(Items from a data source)
━━━━━━━━━━━━━━━━━━━━━━━━━━━━━━

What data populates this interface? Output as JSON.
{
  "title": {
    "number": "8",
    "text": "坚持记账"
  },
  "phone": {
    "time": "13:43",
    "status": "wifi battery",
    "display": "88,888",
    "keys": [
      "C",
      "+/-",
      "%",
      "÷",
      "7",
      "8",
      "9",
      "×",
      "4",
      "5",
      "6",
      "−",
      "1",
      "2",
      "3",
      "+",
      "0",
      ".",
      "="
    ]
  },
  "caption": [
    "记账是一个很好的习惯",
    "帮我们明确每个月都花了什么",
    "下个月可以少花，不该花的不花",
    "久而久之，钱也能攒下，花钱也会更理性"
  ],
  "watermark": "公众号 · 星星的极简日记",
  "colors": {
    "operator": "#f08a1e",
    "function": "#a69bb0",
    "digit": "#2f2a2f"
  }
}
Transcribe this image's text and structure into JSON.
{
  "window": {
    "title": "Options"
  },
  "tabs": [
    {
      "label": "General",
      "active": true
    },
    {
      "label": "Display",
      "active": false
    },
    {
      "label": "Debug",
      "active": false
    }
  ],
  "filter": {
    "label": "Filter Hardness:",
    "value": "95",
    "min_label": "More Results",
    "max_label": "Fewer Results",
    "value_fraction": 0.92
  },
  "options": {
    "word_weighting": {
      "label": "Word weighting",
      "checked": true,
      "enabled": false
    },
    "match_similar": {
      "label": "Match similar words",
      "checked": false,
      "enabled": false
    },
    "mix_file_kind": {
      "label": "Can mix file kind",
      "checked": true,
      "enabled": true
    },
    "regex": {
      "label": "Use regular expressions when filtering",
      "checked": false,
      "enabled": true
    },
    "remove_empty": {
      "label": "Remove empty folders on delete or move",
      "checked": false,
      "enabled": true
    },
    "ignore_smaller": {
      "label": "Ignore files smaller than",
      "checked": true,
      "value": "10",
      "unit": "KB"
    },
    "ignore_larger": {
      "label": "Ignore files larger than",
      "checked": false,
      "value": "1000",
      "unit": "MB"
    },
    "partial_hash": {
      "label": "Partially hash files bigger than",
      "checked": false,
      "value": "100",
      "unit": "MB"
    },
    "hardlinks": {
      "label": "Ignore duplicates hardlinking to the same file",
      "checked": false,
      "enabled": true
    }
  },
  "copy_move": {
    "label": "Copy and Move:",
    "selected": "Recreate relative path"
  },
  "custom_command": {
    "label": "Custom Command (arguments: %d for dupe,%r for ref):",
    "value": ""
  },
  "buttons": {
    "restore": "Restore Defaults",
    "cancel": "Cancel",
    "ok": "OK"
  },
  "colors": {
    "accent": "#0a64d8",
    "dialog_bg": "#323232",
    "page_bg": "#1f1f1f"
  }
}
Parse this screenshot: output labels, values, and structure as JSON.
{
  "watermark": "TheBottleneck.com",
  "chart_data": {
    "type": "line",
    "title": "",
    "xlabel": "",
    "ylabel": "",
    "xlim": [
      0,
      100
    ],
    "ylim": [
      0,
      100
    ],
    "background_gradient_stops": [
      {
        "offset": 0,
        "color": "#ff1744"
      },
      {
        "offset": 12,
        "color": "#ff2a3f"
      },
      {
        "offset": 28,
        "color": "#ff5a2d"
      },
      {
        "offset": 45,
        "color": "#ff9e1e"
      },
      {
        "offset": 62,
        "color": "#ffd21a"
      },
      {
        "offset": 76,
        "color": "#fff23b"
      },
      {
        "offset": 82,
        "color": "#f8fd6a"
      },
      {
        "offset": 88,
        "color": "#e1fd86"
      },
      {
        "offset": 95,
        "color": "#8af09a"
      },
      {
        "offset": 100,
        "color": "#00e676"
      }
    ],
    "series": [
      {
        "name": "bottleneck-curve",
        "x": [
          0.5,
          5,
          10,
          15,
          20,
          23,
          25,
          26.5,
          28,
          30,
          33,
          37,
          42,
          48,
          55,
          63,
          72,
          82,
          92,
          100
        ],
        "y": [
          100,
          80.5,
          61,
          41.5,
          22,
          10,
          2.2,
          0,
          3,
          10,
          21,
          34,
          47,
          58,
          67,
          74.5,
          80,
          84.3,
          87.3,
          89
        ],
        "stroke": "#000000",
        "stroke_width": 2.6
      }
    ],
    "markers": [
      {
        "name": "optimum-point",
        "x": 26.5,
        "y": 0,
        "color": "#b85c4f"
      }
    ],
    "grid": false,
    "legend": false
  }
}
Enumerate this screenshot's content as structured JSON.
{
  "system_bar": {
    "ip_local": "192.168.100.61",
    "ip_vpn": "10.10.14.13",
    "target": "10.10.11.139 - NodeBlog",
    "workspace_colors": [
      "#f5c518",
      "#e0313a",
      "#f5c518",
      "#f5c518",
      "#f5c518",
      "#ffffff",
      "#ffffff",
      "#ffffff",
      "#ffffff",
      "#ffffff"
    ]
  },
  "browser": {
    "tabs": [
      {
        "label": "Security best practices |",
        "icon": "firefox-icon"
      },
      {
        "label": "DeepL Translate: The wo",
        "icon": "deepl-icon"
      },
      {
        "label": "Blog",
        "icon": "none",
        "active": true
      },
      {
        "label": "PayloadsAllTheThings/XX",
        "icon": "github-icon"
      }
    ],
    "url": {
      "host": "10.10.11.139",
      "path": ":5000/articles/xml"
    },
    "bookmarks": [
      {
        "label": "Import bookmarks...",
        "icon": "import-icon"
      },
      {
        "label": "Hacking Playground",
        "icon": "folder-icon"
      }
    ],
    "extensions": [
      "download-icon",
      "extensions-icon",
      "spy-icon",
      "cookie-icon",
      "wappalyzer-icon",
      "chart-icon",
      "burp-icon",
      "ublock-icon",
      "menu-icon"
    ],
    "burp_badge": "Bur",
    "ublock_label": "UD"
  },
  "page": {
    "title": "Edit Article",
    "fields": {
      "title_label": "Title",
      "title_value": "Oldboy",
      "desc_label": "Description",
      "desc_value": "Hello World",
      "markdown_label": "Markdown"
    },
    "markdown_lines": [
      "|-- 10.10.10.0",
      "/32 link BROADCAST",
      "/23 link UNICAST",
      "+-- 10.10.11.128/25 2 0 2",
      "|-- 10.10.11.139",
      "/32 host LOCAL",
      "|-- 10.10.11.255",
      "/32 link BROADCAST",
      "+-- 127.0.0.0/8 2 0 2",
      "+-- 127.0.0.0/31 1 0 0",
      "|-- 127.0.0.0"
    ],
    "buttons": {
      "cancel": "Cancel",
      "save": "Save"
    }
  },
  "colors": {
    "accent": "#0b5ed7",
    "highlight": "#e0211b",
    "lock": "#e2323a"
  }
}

━━━━━━━━━━━━━━━━━━━━━━━━━━━━━━

# Exercise prompt:
Return all of the above records exactly, leaving no line out.

# The answer:
What data populates this interface? Output as JSON.
{
  "title": {
    "number": "8",
    "text": "坚持记账"
  },
  "phone": {
    "time": "13:43",
    "status": "wifi battery",
    "display": "88,888",
    "keys": [
      "C",
      "+/-",
      "%",
      "÷",
      "7",
      "8",
      "9",
      "×",
      "4",
      "5",
      "6",
      "−",
      "1",
      "2",
      "3",
      "+",
      "0",
      ".",
      "="
    ]
  },
  "caption": [
    "记账是一个很好的习惯",
    "帮我们明确每个月都花了什么",
    "下个月可以少花，不该花的不花",
    "久而久之，钱也能攒下，花钱也会更理性"
  ],
  "watermark": "公众号 · 星星的极简日记",
  "colors": {
    "operator": "#f08a1e",
    "function": "#a69bb0",
    "digit": "#2f2a2f"
  }
}
Transcribe this image's text and structure into JSON.
{
  "window": {
    "title": "Options"
  },
  "tabs": [
    {
      "label": "General",
      "active": true
    },
    {
      "label": "Display",
      "active": false
    },
    {
      "label": "Debug",
      "active": false
    }
  ],
  "filter": {
    "label": "Filter Hardness:",
    "value": "95",
    "min_label": "More Results",
    "max_label": "Fewer Results",
    "value_fraction": 0.92
  },
  "options": {
    "word_weighting": {
      "label": "Word weighting",
      "checked": true,
      "enabled": false
    },
    "match_similar": {
      "label": "Match similar words",
      "checked": false,
      "enabled": false
    },
    "mix_file_kind": {
      "label": "Can mix file kind",
      "checked": true,
      "enabled": true
    },
    "regex": {
      "label": "Use regular expressions when filtering",
      "checked": false,
      "enabled": true
    },
    "remove_empty": {
      "label": "Remove empty folders on delete or move",
      "checked": false,
      "enabled": true
    },
    "ignore_smaller": {
      "label": "Ignore files smaller than",
      "checked": true,
      "value": "10",
      "unit": "KB"
    },
    "ignore_larger": {
      "label": "Ignore files larger than",
      "checked": false,
      "value": "1000",
      "unit": "MB"
    },
    "partial_hash": {
      "label": "Partially hash files bigger than",
      "checked": false,
      "value": "100",
      "unit": "MB"
    },
    "hardlinks": {
      "label": "Ignore duplicates hardlinking to the same file",
      "checked": false,
      "enabled": true
    }
  },
  "copy_move": {
    "label": "Copy and Move:",
    "selected": "Recreate relative path"
  },
  "custom_command": {
    "label": "Custom Command (arguments: %d for dupe,%r for ref):",
    "value": ""
  },
  "buttons": {
    "restore": "Restore Defaults",
    "cancel": "Cancel",
    "ok": "OK"
  },
  "colors": {
    "accent": "#0a64d8",
    "dialog_bg": "#323232",
    "page_bg": "#1f1f1f"
  }
}
Parse this screenshot: output labels, values, and structure as JSON.
{
  "watermark": "TheBottleneck.com",
  "chart_data": {
    "type": "line",
    "title": "",
    "xlabel": "",
    "ylabel": "",
    "xlim": [
      0,
      100
    ],
    "ylim": [
      0,
      100
    ],
    "background_gradient_stops": [
      {
        "offset": 0,
        "color": "#ff1744"
      },
      {
        "offset": 12,
        "color": "#ff2a3f"
      },
      {
        "offset": 28,
        "color": "#ff5a2d"
      },
      {
        "offset": 45,
        "color": "#ff9e1e"
      },
      {
        "offset": 62,
        "color": "#ffd21a"
      },
      {
        "offset": 76,
        "color": "#fff23b"
      },
      {
        "offset": 82,
        "color": "#f8fd6a"
      },
      {
        "offset": 88,
        "color": "#e1fd86"
      },
      {
        "offset": 95,
        "color": "#8af09a"
      },
      {
        "offset": 100,
        "color": "#00e676"
      }
    ],
    "series": [
      {
        "name": "bottleneck-curve",
        "x": [
          0.5,
          5,
          10,
          15,
          20,
          23,
          25,
          26.5,
          28,
          30,
          33,
          37,
          42,
          48,
          55,
          63,
          72,
          82,
          92,
          100
        ],
        "y": [
          100,
          80.5,
          61,
          41.5,
          22,
          10,
          2.2,
          0,
          3,
          10,
          21,
          34,
          47,
          58,
          67,
          74.5,
          80,
          84.3,
          87.3,
          89
        ],
        "stroke": "#000000",
        "stroke_width": 2.6
      }
    ],
    "markers": [
      {
        "name": "optimum-point",
        "x": 26.5,
        "y": 0,
        "color": "#b85c4f"
      }
    ],
    "grid": false,
    "legend": false
  }
}
Enumerate this screenshot's content as structured JSON.
{
  "system_bar": {
    "ip_local": "192.168.100.61",
    "ip_vpn": "10.10.14.13",
    "target": "10.10.11.139 - NodeBlog",
    "workspace_colors": [
      "#f5c518",
      "#e0313a",
      "#f5c518",
      "#f5c518",
      "#f5c518",
      "#ffffff",
      "#ffffff",
      "#ffffff",
      "#ffffff",
      "#ffffff"
    ]
  },
  "browser": {
    "tabs": [
      {
        "label": "Security best practices |",
        "icon": "firefox-icon"
      },
      {
        "label": "DeepL Translate: The wo",
        "icon": "deepl-icon"
      },
      {
        "label": "Blog",
        "icon": "none",
        "active": true
      },
      {
        "label": "PayloadsAllTheThings/XX",
        "icon": "github-icon"
      }
    ],
    "url": {
      "host": "10.10.11.139",
      "path": ":5000/articles/xml"
    },
    "bookmarks": [
      {
        "label": "Import bookmarks...",
        "icon": "import-icon"
      },
      {
        "label": "Hacking Playground",
        "icon": "folder-icon"
      }
    ],
    "extensions": [
      "download-icon",
      "extensions-icon",
      "spy-icon",
      "cookie-icon",
      "wappalyzer-icon",
      "chart-icon",
      "burp-icon",
      "ublock-icon",
      "menu-icon"
    ],
    "burp_badge": "Bur",
    "ublock_label": "UD"
  },
  "page": {
    "title": "Edit Article",
    "fields": {
      "title_label": "Title",
      "title_value": "Oldboy",
      "desc_label": "Description",
      "desc_value": "Hello World",
      "markdown_label": "Markdown"
    },
    "markdown_lines": [
      "|-- 10.10.10.0",
      "/32 link BROADCAST",
      "/23 link UNICAST",
      "+-- 10.10.11.128/25 2 0 2",
      "|-- 10.10.11.139",
      "/32 host LOCAL",
      "|-- 10.10.11.255",
      "/32 link BROADCAST",
      "+-- 127.0.0.0/8 2 0 2",
      "+-- 127.0.0.0/31 1 0 0",
      "|-- 127.0.0.0"
    ],
    "buttons": {
      "cancel": "Cancel",
      "save": "Save"
    }
  },
  "colors": {
    "accent": "#0b5ed7",
    "highlight": "#e0211b",
    "lock": "#e2323a"
  }
}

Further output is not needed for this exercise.